(Dataset items)
·····

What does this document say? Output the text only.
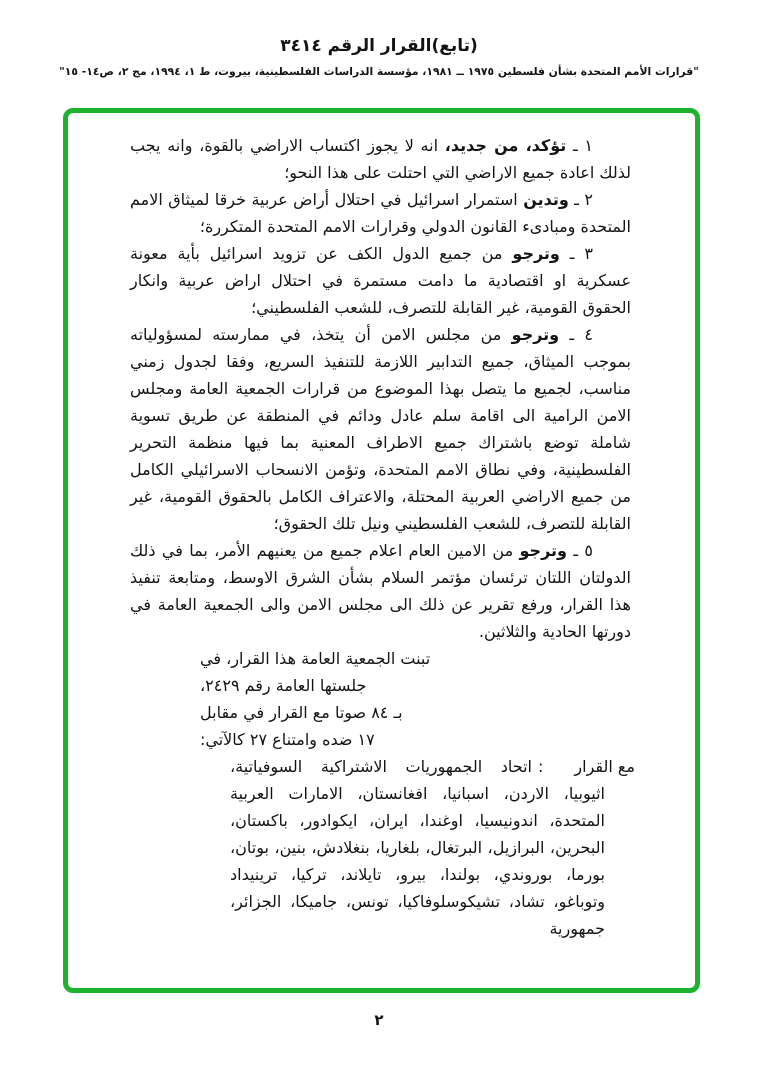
(تابع)القرار الرقم ٣٤١٤
"قرارات الأمم المتحدة بشأن فلسطين ١٩٧٥ ــ ١٩٨١، مؤسسة الدراسات الفلسطينية، بيروت، ط ١، ١٩٩٤، مج ٢، ص١٤- ١٥"

١ ـ تؤكد، من جديد، انه لا يجوز اكتساب الاراضي بالقوة، وانه يجب لذلك اعادة جميع الاراضي التي احتلت على هذا النحو؛

٢ ـ وتدين استمرار اسرائيل في احتلال أراض عربية خرقا لميثاق الامم المتحدة ومبادىء القانون الدولي وقرارات الامم المتحدة المتكررة؛

٣ ـ وترجو من جميع الدول الكف عن تزويد اسرائيل بأية معونة عسكرية او اقتصادية ما دامت مستمرة في احتلال اراض عربية وانكار الحقوق القومية، غير القابلة للتصرف، للشعب الفلسطيني؛

٤ ـ وترجو من مجلس الامن أن يتخذ، في ممارسته لمسؤولياته بموجب الميثاق، جميع التدابير اللازمة للتنفيذ السريع، وفقا لجدول زمني مناسب، لجميع ما يتصل بهذا الموضوع من قرارات الجمعية العامة ومجلس الامن الرامية الى اقامة سلم عادل ودائم في المنطقة عن طريق تسوية شاملة توضع باشتراك جميع الاطراف المعنية بما فيها منظمة التحرير الفلسطينية، وفي نطاق الامم المتحدة، وتؤمن الانسحاب الاسرائيلي الكامل من جميع الاراضي العربية المحتلة، والاعتراف الكامل بالحقوق القومية، غير القابلة للتصرف، للشعب الفلسطيني ونيل تلك الحقوق؛

٥ ـ وترجو من الامين العام اعلام جميع من يعنيهم الأمر، بما في ذلك الدولتان اللتان ترئسان مؤتمر السلام بشأن الشرق الاوسط، ومتابعة تنفيذ هذا القرار، ورفع تقرير عن ذلك الى مجلس الامن والى الجمعية العامة في دورتها الحادية والثلاثين.

تبنت الجمعية العامة هذا القرار، في
جلستها العامة رقم ٢٤٢٩،
بـ ٨٤ صوتا مع القرار في مقابل
١٧ ضده وامتناع ٢٧ كالآتي:
مع القرار
:

اتحاد الجمهوريات الاشتراكية السوفياتية، اثيوبيا، الاردن، اسبانيا، افغانستان، الامارات العربية المتحدة، اندونيسيا، اوغندا، ايران، ايكوادور، باكستان، البحرين، البرازيل، البرتغال، بلغاريا، بنغلادش، بنين، بوتان، بورما، بوروندي، بولندا، بيرو، تايلاند، تركيا، ترينيداد وتوباغو، تشاد، تشيكوسلوفاكيا، تونس، جاميكا، الجزائر، جمهورية

٢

·····

◆ TO DO ◆
Report how many lines in the listing above include the word "بشأن". Give nothing but the number.

◆ OUTPUT FOR THIS EXERCISE ◆
2